'''

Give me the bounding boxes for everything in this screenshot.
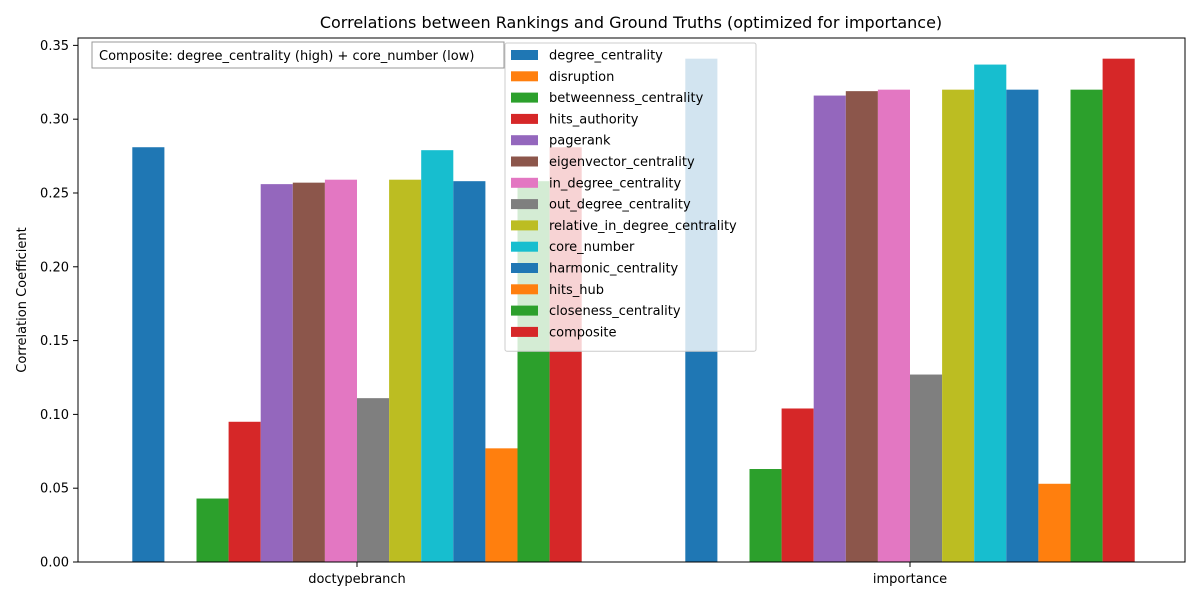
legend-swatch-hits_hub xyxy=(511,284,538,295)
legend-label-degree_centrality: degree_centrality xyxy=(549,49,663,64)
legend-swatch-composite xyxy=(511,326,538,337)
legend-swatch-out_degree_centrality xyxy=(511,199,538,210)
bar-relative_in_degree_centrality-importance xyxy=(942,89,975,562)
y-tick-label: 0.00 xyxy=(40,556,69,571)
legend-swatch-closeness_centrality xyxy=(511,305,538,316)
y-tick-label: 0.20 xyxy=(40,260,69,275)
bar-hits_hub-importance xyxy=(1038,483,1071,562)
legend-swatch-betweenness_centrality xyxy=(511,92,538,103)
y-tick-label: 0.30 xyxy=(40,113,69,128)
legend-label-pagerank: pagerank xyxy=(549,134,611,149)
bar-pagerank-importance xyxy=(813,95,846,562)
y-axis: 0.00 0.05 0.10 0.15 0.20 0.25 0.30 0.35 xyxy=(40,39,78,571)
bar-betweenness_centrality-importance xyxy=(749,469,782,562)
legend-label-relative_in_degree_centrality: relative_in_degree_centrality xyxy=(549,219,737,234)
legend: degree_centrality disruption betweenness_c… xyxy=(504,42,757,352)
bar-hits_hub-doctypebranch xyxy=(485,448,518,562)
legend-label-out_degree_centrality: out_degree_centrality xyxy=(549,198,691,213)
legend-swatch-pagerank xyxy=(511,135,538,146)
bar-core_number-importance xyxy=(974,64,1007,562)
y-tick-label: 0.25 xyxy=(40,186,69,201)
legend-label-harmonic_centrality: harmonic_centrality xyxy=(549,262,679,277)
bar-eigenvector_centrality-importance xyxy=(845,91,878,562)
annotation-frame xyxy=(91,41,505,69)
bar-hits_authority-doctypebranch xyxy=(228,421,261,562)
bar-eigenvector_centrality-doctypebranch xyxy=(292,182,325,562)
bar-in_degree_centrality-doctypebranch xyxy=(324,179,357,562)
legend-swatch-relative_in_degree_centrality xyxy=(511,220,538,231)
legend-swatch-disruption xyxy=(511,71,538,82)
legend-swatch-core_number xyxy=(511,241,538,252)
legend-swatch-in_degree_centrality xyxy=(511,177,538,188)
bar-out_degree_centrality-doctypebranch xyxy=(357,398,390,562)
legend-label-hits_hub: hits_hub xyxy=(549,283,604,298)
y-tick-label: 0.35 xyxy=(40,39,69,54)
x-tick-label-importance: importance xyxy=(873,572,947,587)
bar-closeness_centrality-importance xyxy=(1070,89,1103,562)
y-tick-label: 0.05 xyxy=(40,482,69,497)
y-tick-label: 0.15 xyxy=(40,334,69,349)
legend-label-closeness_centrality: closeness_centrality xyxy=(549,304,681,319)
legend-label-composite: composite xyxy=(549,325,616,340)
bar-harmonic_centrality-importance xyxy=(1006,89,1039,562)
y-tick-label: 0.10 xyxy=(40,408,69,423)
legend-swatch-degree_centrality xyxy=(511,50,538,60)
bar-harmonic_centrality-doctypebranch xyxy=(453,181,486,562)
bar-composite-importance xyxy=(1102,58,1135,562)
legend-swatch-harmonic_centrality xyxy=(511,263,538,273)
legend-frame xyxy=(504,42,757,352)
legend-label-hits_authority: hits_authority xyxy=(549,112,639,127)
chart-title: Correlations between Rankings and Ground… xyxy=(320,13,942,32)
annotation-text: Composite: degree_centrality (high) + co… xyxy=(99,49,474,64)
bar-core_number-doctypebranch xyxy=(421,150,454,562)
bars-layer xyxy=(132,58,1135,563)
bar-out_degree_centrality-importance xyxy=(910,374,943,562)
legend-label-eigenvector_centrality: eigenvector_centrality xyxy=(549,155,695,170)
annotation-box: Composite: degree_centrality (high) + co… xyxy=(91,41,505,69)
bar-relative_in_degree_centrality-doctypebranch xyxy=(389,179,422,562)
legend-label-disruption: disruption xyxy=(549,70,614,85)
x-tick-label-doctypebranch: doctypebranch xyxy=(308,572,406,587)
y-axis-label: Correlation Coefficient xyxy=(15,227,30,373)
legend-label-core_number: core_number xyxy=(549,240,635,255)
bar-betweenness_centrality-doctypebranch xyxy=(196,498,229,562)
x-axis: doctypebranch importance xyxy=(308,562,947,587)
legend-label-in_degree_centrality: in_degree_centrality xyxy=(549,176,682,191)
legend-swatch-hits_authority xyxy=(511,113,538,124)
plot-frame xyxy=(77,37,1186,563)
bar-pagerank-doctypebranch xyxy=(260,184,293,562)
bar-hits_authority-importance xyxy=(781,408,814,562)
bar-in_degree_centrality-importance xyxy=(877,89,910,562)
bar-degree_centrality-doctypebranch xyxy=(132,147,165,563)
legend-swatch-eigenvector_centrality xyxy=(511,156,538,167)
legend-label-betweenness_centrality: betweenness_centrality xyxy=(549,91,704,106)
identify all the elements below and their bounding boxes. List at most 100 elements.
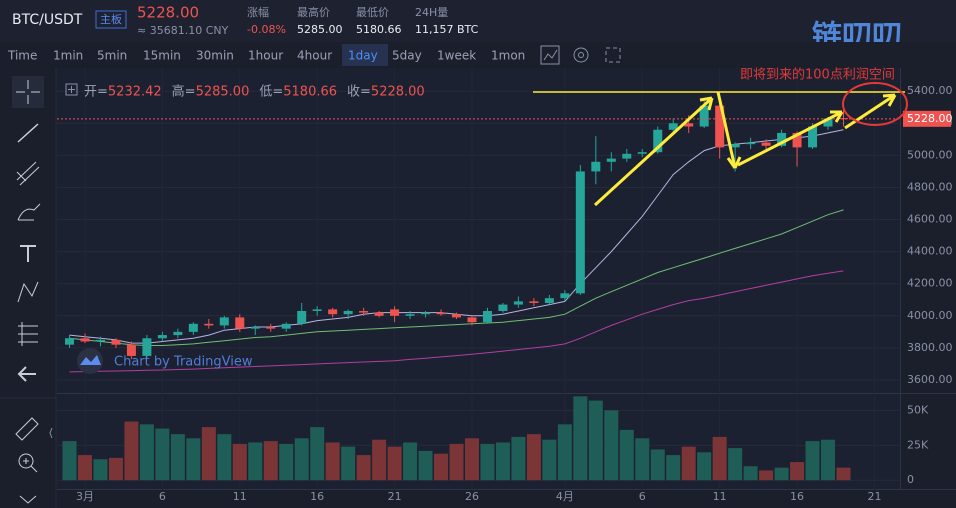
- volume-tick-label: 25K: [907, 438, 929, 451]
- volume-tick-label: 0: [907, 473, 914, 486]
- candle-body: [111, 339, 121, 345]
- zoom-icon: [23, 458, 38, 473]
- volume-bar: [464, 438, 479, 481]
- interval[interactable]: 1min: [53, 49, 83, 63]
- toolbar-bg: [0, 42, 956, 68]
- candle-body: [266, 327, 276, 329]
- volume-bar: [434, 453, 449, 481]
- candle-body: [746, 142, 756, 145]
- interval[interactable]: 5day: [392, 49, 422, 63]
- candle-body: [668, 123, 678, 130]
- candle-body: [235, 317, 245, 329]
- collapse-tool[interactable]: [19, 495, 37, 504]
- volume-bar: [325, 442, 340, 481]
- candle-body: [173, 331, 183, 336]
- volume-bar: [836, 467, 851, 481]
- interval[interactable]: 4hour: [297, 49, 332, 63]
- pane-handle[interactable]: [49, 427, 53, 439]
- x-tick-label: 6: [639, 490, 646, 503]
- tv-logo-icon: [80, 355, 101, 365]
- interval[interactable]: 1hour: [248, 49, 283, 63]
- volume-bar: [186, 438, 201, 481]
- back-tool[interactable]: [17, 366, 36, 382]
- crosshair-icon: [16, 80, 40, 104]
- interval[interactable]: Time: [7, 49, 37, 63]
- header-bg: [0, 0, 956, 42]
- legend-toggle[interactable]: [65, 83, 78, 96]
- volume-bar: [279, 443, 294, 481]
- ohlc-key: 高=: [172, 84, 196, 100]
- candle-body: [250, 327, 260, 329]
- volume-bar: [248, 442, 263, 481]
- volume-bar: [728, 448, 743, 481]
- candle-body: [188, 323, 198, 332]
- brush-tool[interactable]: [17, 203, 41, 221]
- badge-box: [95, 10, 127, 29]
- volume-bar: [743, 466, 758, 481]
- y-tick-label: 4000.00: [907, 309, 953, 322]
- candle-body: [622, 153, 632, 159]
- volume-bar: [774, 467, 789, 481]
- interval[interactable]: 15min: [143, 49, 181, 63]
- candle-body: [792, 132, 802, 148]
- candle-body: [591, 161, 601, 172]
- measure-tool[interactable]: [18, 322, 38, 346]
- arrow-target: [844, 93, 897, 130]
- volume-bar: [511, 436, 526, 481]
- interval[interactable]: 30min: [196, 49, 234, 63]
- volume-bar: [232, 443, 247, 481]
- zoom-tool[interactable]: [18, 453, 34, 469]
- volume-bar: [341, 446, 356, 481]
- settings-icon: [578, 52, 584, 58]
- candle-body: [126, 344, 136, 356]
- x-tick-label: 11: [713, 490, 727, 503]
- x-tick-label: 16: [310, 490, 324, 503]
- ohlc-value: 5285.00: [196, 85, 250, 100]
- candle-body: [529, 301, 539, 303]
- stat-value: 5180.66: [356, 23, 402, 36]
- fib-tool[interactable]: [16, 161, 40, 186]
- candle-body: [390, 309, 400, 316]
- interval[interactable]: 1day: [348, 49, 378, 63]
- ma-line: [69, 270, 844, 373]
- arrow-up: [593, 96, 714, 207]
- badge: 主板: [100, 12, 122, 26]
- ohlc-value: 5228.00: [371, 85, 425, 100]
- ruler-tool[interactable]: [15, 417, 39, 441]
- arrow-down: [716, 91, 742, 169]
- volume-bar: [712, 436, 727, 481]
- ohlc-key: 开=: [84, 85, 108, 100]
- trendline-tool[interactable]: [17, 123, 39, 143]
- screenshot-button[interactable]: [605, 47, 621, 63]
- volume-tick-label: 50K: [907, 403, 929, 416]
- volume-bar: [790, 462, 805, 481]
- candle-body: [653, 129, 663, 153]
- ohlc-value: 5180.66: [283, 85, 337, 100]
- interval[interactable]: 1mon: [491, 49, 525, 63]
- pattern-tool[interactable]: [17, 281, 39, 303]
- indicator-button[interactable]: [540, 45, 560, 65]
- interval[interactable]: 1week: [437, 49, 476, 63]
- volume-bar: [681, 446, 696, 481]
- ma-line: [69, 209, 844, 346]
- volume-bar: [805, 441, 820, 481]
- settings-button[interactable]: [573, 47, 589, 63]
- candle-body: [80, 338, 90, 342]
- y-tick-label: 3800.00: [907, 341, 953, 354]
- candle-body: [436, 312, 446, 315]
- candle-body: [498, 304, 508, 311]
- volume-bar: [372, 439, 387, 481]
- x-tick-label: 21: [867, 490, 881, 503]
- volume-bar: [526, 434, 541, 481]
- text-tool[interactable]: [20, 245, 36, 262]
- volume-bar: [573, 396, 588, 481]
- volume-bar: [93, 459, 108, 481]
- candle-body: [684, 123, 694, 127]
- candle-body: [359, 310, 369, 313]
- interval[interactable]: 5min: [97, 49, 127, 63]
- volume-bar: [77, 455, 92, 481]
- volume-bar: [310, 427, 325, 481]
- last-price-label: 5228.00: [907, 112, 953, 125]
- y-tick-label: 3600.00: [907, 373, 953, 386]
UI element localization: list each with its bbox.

'''
'''

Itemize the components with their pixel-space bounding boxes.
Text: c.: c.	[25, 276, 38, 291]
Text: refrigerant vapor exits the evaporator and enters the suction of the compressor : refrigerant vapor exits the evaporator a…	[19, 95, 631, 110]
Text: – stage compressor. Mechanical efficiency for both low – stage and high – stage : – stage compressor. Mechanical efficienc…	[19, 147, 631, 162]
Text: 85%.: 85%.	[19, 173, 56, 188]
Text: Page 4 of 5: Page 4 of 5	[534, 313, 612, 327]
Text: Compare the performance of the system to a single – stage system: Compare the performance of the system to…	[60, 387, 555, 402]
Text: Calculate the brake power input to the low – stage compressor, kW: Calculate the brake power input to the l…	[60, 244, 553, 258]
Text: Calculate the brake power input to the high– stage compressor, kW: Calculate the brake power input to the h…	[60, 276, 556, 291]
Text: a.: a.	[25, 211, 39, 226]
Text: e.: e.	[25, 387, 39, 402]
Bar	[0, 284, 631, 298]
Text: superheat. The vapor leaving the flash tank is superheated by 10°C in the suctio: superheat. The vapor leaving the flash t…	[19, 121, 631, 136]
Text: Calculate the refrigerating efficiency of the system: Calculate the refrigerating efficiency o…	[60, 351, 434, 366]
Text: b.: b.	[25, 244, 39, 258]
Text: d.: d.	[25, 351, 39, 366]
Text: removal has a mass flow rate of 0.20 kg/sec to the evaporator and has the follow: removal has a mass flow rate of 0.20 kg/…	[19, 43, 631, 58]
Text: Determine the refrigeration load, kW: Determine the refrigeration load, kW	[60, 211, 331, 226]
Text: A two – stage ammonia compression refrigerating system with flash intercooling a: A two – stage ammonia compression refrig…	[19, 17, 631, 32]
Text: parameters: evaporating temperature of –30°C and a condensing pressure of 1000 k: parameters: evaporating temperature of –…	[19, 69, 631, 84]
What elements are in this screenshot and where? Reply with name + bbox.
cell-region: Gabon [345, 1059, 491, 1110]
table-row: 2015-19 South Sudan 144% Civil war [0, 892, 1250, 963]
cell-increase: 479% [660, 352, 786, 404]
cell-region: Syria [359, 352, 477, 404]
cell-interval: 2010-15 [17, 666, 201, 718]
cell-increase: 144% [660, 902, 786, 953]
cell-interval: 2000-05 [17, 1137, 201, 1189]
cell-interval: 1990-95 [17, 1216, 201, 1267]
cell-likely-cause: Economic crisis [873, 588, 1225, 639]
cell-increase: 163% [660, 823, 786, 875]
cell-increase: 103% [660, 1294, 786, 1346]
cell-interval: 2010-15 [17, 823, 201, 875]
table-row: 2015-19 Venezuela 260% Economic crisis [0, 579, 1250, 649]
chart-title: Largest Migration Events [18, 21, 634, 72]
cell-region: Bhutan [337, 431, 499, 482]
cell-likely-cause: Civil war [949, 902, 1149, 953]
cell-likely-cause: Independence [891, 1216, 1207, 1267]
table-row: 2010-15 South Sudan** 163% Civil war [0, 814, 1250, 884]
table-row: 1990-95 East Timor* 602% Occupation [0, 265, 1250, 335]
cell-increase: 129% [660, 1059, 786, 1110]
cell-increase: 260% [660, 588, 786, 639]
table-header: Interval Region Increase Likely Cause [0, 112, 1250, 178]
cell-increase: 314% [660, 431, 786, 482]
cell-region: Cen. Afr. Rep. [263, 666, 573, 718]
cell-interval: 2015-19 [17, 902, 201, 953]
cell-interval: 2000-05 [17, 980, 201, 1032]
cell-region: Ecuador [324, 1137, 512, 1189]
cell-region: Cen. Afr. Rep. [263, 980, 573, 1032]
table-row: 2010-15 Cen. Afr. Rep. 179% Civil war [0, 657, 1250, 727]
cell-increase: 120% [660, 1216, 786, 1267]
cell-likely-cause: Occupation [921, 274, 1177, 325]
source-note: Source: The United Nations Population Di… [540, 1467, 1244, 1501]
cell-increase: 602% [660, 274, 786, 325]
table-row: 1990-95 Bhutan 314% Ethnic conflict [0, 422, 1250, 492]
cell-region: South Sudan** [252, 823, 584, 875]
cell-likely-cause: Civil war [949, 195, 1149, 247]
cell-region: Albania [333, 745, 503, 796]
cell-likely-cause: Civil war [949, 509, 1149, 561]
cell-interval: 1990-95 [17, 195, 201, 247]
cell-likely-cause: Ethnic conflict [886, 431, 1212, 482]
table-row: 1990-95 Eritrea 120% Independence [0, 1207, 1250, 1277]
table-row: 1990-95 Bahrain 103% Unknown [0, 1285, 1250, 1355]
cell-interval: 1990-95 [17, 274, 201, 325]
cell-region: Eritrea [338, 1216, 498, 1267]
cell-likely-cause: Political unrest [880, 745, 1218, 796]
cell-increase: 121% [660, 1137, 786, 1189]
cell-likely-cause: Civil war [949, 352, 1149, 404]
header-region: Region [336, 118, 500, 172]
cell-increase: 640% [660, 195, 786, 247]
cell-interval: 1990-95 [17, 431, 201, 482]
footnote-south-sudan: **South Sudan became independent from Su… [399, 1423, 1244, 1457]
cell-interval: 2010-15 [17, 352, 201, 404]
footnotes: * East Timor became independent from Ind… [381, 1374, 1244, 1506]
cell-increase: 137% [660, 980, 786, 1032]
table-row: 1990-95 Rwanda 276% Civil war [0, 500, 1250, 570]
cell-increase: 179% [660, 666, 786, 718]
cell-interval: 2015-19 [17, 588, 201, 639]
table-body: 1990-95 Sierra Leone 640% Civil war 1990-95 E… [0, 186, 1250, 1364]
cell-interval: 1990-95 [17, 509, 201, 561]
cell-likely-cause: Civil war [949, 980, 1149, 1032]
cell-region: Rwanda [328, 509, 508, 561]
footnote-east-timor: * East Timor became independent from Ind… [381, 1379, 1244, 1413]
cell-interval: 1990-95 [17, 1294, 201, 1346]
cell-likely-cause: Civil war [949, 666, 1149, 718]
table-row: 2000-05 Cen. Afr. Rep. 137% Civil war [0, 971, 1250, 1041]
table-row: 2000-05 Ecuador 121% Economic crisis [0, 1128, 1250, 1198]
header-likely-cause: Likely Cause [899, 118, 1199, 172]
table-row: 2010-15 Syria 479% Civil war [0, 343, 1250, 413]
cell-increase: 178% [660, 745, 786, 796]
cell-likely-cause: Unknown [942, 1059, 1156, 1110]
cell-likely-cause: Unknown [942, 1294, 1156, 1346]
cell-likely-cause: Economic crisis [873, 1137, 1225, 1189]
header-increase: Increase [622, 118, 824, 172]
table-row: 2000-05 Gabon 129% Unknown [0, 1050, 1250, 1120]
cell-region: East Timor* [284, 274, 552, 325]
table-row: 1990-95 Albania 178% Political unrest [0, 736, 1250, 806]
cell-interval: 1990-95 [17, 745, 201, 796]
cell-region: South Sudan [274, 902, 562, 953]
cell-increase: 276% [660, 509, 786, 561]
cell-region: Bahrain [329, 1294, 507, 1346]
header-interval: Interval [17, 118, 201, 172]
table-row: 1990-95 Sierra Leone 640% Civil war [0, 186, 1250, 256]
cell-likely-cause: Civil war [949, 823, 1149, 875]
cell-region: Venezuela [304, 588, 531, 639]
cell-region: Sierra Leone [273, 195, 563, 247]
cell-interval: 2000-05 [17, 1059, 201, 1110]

'''

> Instructions for the task
Reproduce the data starting at the line that contains "Itemize the components" and ending at the line that contains "Text: Compare the", replacing "evaporator" with "cooling coil" and keeping everything else unchanged.

> Completed task
Itemize the components with their pixel-space bounding boxes.
Text: c.: c.	[25, 276, 38, 291]
Text: refrigerant vapor exits the cooling coil and enters the suction of the compressor : refrigerant vapor exits the cooling coil a…	[19, 95, 631, 110]
Text: – stage compressor. Mechanical efficiency for both low – stage and high – stage : – stage compressor. Mechanical efficienc…	[19, 147, 631, 162]
Text: 85%.: 85%.	[19, 173, 56, 188]
Text: Page 4 of 5: Page 4 of 5	[534, 313, 612, 327]
Text: Compare the performance of the system to a single – stage system: Compare the performance of the system to…	[60, 387, 555, 402]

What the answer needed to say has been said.